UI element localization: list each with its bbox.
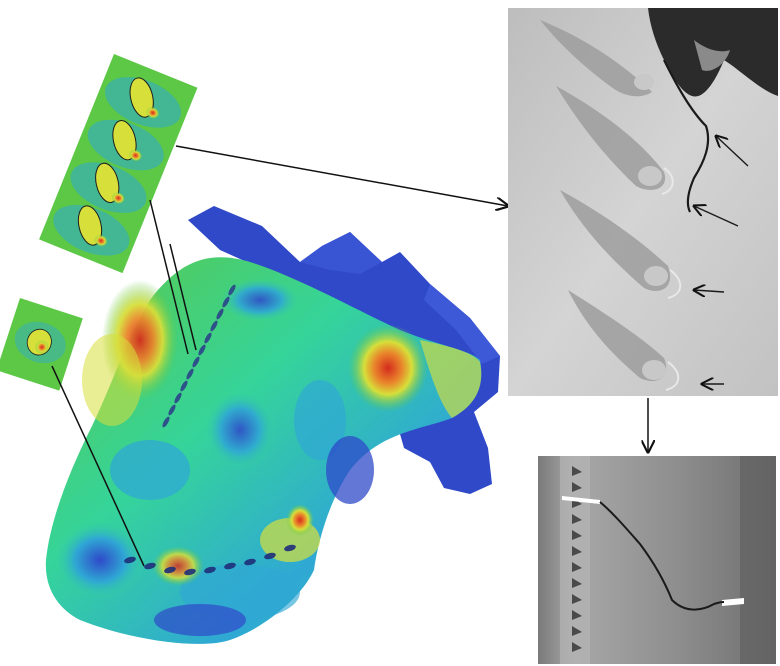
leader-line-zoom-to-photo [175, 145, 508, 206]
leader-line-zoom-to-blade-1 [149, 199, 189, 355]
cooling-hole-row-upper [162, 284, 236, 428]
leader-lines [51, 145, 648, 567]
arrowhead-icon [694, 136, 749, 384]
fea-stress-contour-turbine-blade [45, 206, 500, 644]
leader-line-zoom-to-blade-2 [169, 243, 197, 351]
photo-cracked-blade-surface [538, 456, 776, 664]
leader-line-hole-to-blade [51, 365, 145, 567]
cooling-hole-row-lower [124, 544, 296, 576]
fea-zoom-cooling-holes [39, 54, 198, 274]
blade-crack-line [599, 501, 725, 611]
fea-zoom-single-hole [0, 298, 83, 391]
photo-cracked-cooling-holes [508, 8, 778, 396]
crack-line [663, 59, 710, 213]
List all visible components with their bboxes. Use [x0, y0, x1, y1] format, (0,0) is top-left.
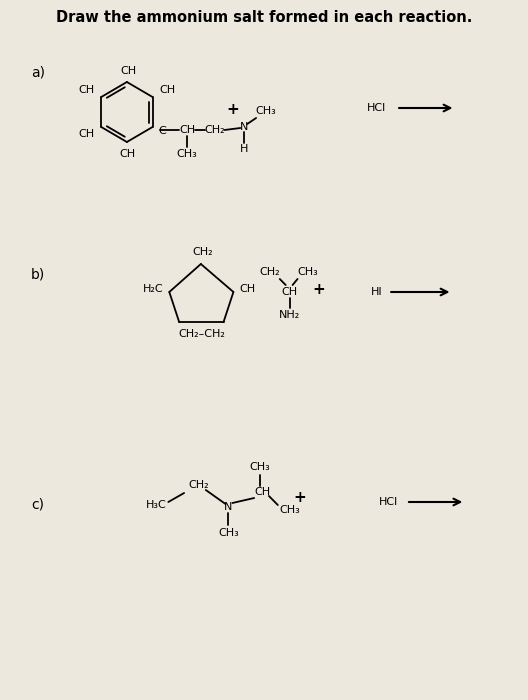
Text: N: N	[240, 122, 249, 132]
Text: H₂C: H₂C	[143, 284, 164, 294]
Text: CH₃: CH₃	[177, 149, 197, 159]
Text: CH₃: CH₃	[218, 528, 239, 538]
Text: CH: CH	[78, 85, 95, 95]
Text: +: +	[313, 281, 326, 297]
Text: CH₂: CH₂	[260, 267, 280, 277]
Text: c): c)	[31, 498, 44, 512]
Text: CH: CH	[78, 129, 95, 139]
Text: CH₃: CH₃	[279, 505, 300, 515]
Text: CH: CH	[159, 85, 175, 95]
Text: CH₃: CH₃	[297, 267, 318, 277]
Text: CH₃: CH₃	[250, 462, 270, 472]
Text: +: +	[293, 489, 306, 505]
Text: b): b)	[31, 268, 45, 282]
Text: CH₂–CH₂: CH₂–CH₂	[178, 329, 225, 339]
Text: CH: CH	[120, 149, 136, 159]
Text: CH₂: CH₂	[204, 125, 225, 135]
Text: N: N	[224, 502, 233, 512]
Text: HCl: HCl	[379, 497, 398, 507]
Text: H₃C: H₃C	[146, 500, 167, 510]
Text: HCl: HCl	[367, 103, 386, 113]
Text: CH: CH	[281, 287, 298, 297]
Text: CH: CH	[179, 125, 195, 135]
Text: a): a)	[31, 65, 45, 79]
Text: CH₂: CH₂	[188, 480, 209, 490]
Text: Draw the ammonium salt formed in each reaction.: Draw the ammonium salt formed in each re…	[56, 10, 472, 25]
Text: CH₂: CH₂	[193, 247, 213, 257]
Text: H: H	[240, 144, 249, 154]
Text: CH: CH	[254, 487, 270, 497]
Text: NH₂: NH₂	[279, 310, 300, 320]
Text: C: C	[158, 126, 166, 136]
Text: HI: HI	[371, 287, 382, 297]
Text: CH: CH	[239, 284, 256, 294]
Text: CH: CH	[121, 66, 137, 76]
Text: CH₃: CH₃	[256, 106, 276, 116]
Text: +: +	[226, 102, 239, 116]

- - -

▸ **Exercise goal**: Convert the stretch of entries from the line containing "122, 249, 132]" through the line containing "149, 136, 159]", both ends included, into a numbered list, omitting any blank lines.

▸ **Expected output**:
1. Text: N: N	[240, 122, 249, 132]
2. Text: H₂C: H₂C	[143, 284, 164, 294]
3. Text: CH₃: CH₃	[177, 149, 197, 159]
4. Text: CH₃: CH₃	[218, 528, 239, 538]
5. Text: CH: CH	[78, 85, 95, 95]
6. Text: +: +	[313, 281, 326, 297]
7. Text: CH₂: CH₂	[260, 267, 280, 277]
8. Text: c): c)	[31, 498, 44, 512]
9. Text: CH: CH	[78, 129, 95, 139]
10. Text: CH₃: CH₃	[279, 505, 300, 515]
11. Text: CH: CH	[159, 85, 175, 95]
12. Text: CH₃: CH₃	[297, 267, 318, 277]
13. Text: CH₃: CH₃	[250, 462, 270, 472]
14. Text: +: +	[293, 489, 306, 505]
15. Text: b): b)	[31, 268, 45, 282]
16. Text: CH₂–CH₂: CH₂–CH₂	[178, 329, 225, 339]
17. Text: CH: CH	[120, 149, 136, 159]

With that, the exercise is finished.